___ LISTED RECORDS

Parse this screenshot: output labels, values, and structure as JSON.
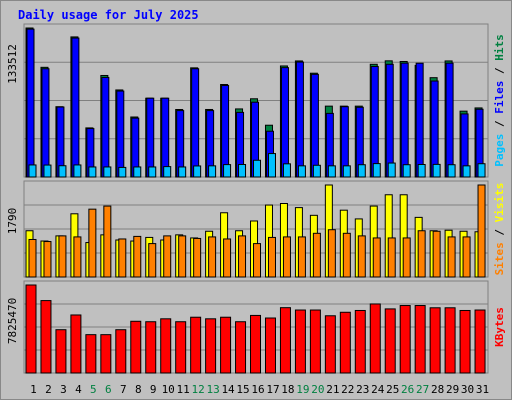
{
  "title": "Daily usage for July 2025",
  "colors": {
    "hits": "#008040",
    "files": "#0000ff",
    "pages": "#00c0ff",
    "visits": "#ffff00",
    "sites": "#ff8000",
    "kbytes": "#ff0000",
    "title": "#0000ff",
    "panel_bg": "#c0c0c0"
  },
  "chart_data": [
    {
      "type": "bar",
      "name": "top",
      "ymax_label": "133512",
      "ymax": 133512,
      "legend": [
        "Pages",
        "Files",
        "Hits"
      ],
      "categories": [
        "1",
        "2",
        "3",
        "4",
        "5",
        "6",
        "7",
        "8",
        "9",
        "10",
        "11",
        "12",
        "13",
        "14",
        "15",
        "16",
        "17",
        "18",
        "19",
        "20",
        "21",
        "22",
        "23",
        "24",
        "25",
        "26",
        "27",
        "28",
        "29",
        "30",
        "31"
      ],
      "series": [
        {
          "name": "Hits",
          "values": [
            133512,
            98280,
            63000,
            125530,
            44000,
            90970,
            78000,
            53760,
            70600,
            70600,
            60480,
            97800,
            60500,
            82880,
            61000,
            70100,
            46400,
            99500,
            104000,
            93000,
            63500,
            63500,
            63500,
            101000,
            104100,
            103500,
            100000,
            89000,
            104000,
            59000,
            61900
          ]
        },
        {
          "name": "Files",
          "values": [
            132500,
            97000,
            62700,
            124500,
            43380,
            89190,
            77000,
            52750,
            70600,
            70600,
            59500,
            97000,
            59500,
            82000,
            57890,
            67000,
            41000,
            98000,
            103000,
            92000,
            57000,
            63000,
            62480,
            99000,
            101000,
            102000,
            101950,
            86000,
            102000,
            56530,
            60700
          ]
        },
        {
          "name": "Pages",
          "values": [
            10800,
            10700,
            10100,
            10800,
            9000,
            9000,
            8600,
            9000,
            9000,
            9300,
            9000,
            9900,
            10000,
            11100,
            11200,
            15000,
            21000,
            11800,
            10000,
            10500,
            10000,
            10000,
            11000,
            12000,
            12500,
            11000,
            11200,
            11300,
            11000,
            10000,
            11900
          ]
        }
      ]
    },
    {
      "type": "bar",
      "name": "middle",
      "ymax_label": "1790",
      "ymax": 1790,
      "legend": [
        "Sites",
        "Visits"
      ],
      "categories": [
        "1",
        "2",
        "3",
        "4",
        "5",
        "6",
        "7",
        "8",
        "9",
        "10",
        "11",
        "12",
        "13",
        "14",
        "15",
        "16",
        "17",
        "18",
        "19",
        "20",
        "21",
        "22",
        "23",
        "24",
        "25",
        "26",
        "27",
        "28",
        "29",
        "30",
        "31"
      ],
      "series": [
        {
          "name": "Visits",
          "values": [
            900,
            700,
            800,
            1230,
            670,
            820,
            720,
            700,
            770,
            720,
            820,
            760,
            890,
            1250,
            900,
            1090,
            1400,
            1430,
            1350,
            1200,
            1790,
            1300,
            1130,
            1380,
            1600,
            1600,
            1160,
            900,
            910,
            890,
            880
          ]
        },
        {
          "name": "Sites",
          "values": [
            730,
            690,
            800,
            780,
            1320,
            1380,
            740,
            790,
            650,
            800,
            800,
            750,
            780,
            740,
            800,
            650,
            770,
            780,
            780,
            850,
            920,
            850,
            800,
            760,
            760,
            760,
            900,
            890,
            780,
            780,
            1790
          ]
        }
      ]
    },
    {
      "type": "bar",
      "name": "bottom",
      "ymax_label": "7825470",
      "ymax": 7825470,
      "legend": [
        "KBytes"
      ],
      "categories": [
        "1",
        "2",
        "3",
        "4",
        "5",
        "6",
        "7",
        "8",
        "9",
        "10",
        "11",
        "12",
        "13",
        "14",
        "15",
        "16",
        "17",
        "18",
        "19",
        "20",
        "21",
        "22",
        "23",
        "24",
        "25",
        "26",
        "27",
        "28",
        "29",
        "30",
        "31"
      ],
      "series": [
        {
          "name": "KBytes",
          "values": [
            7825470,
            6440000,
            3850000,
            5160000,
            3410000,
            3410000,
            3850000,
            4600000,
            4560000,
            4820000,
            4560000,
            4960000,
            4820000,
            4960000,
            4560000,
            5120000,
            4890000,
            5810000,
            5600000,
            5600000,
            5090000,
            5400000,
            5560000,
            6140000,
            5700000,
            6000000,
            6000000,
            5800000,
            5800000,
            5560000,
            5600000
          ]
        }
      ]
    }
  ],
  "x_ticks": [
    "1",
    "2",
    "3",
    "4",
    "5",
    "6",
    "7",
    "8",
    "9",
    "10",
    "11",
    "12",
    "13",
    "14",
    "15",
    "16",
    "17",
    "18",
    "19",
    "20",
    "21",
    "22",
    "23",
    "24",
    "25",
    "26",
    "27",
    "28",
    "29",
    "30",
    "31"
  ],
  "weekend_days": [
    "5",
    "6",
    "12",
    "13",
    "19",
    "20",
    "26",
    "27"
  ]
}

______
___ LISTED RECORDS

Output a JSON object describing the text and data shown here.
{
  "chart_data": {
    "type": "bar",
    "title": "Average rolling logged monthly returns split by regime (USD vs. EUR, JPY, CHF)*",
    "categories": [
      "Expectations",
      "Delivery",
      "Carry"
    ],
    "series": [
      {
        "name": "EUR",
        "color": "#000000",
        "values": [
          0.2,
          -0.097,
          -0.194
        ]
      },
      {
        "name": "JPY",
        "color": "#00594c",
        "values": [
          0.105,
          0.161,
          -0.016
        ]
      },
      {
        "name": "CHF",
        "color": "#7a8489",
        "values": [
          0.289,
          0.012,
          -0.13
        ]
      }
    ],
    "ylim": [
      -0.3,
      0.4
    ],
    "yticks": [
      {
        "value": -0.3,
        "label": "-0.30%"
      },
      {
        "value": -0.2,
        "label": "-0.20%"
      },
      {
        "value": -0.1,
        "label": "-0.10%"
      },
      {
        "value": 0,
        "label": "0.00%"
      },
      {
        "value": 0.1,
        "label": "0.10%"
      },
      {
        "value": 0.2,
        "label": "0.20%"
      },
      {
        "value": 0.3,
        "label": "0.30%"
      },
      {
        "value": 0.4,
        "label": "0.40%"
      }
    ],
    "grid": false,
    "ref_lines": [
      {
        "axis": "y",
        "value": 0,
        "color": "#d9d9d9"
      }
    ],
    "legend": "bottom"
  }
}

______
___ LISTED RECORDS

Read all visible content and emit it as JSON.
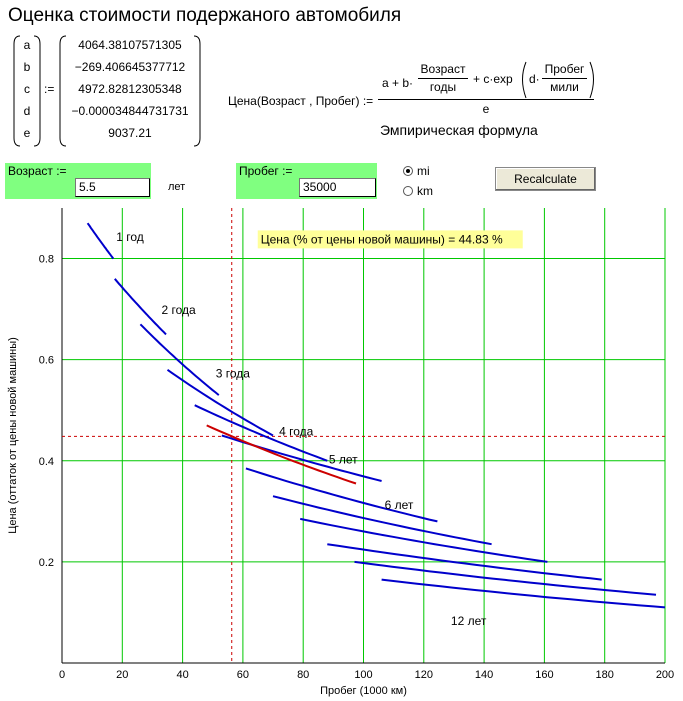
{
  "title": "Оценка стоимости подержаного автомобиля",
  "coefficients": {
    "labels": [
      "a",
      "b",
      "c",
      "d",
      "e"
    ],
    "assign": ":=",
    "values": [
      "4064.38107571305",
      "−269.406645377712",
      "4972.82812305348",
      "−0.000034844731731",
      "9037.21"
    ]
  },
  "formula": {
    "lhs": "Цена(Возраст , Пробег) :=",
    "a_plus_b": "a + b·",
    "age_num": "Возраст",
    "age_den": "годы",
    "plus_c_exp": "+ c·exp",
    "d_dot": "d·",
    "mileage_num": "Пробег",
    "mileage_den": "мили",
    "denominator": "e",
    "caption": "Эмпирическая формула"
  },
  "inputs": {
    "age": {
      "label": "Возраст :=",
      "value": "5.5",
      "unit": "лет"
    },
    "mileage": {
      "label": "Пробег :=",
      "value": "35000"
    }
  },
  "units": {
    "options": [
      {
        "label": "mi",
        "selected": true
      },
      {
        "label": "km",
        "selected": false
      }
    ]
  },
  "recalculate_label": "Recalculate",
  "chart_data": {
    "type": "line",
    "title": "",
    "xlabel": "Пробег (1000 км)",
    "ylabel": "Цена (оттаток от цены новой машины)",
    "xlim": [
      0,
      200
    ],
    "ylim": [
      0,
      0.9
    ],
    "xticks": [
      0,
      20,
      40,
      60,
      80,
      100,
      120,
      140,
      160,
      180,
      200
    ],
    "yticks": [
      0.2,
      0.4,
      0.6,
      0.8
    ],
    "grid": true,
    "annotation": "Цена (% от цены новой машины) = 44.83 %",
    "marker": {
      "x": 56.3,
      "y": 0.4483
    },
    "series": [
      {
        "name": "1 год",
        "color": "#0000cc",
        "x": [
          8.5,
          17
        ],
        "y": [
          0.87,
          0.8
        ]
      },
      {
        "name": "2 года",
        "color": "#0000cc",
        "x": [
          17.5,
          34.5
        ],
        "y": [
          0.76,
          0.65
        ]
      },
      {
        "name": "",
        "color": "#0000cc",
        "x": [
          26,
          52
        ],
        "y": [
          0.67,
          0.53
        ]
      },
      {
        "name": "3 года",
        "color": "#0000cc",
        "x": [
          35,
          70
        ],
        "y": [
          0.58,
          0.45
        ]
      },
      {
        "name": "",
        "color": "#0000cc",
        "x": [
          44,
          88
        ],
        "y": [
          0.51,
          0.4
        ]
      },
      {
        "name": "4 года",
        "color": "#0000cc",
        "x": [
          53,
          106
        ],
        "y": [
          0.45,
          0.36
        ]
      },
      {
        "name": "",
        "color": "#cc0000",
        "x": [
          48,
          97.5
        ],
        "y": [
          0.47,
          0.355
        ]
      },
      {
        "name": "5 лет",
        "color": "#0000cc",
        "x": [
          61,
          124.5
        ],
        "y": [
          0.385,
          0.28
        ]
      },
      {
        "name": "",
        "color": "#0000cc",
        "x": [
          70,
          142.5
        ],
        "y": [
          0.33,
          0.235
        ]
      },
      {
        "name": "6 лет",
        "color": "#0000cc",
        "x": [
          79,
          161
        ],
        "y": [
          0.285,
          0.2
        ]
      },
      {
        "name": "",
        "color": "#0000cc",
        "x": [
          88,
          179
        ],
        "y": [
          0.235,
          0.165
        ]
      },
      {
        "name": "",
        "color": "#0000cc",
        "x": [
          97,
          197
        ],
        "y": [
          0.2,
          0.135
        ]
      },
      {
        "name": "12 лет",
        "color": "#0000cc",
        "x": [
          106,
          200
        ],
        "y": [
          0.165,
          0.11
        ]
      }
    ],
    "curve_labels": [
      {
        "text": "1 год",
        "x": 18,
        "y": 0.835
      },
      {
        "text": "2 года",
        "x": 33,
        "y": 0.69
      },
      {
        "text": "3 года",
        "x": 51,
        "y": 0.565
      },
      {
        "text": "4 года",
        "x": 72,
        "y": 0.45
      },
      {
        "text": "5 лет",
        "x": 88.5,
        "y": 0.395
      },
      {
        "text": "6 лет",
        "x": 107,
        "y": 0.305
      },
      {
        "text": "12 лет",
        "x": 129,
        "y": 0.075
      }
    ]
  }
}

______

- YOUR TASK -
Take each line of the material that contains the word "новой" and list it.

- EXERCISE RESPONSE -
    "ylabel": "Цена (оттаток от цены новой машины)",
    "annotation": "Цена (% от цены новой машины) = 44.83 %",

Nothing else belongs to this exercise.